**AIM OF THE EXERCISE:**
Select lines where the word "marker" appears.

Entries with figure data:
+++++
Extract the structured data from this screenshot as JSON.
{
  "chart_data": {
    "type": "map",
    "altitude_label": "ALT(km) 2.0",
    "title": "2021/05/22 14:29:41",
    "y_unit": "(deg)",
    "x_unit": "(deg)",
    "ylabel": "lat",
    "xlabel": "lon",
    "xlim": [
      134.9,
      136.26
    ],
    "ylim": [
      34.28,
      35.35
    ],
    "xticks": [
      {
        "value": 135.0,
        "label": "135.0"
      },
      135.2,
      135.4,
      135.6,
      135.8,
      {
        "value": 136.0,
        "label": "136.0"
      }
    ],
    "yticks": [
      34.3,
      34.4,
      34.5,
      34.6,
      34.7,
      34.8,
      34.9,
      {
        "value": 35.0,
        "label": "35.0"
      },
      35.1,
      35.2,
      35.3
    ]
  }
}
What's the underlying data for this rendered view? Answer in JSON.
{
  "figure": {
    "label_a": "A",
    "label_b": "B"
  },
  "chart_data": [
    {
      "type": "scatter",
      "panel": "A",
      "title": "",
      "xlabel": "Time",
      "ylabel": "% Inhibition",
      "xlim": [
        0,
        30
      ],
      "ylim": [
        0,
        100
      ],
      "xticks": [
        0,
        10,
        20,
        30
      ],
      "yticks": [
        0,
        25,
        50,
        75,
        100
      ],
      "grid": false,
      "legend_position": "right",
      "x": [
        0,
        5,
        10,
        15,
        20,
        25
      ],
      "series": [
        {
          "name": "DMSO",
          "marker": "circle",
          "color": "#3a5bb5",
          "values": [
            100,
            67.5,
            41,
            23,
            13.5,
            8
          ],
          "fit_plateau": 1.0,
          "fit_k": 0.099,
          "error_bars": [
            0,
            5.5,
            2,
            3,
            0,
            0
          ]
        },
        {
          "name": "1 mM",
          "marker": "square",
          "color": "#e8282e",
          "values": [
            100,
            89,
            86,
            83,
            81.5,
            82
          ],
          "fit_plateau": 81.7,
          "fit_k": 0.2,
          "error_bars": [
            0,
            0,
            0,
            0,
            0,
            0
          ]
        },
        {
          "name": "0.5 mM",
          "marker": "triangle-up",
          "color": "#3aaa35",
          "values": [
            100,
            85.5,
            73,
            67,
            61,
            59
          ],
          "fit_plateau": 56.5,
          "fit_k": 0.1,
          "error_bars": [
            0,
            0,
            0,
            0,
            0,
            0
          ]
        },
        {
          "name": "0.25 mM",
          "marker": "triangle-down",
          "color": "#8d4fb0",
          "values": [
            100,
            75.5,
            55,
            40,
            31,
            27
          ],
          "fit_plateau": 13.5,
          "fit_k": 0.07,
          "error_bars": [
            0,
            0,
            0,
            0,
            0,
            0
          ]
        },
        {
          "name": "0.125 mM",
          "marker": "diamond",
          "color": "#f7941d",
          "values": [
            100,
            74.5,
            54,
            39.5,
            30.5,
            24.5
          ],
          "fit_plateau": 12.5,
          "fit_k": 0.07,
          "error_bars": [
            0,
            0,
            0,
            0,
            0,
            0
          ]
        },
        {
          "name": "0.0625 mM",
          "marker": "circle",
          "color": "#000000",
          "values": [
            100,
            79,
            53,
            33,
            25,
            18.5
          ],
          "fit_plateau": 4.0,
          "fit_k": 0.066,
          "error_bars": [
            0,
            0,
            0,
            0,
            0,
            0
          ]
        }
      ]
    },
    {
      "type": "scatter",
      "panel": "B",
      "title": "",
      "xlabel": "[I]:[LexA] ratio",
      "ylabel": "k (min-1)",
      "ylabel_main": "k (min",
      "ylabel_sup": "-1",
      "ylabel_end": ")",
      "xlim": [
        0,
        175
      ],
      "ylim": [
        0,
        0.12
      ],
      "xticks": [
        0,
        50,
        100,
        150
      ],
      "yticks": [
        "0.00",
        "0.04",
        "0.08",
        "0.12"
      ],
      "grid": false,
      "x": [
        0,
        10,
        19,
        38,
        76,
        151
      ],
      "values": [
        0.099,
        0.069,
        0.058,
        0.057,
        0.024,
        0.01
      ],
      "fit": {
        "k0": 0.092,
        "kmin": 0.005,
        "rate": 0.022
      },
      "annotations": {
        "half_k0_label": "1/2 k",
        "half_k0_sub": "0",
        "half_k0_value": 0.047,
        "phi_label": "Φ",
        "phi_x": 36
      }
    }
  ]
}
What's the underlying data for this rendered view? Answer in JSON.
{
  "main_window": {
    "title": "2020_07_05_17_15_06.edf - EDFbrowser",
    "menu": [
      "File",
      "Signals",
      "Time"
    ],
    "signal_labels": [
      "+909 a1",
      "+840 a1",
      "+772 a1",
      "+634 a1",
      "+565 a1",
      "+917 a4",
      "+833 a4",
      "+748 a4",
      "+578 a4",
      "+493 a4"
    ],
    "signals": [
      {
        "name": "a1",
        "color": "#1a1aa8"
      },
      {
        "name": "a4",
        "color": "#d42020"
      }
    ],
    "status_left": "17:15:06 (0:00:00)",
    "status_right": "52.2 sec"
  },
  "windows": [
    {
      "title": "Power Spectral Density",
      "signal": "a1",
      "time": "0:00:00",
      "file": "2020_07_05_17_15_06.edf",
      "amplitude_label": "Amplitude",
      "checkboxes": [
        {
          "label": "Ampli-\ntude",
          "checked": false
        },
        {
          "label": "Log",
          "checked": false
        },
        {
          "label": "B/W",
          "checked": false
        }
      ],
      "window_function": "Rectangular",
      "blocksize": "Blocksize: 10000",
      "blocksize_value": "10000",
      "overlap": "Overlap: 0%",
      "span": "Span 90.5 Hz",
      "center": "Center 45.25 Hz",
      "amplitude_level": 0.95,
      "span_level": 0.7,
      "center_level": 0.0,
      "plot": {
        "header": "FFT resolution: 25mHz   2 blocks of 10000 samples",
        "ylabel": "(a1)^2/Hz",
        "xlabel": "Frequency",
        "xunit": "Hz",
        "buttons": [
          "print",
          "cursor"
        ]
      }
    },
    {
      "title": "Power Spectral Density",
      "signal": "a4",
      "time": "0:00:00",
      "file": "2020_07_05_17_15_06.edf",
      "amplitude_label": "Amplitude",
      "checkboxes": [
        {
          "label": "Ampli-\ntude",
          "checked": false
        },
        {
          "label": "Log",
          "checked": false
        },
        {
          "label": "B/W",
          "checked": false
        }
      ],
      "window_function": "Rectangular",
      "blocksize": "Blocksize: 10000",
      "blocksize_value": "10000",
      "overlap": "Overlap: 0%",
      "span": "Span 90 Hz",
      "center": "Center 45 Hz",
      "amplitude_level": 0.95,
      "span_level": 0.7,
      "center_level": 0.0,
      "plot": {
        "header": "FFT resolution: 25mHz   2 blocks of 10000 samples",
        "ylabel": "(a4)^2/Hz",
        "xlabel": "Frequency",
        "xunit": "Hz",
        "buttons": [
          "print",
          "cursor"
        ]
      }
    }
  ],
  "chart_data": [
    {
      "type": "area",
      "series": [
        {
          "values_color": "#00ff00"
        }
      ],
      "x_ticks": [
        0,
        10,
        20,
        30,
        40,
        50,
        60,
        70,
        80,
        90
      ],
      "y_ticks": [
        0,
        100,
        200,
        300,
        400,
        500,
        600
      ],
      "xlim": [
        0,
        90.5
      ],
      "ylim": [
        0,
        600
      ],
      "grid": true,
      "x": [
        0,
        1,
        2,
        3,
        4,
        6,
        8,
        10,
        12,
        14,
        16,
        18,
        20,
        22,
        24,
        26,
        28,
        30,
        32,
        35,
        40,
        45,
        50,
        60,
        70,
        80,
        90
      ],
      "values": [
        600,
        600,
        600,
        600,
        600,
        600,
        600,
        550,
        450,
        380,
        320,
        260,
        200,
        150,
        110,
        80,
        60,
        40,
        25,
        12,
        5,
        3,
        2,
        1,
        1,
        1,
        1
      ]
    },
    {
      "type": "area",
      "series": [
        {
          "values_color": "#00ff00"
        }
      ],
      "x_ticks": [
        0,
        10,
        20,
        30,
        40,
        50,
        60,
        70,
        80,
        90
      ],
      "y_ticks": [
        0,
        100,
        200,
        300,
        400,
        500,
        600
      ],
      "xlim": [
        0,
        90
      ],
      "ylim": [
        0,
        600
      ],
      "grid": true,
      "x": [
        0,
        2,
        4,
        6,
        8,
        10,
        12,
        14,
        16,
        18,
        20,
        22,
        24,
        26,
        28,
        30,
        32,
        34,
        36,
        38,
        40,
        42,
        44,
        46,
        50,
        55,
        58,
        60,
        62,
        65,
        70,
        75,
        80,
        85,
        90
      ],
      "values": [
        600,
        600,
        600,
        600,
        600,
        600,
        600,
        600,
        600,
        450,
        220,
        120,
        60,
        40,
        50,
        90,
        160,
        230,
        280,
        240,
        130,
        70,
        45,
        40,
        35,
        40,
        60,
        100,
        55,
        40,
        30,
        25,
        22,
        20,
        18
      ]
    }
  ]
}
+++++
**RESULT OF THE TASK:**
          "marker": "circle",
          "marker": "square",
          "marker": "triangle-up",
          "marker": "triangle-down",
          "marker": "diamond",
          "marker": "circle",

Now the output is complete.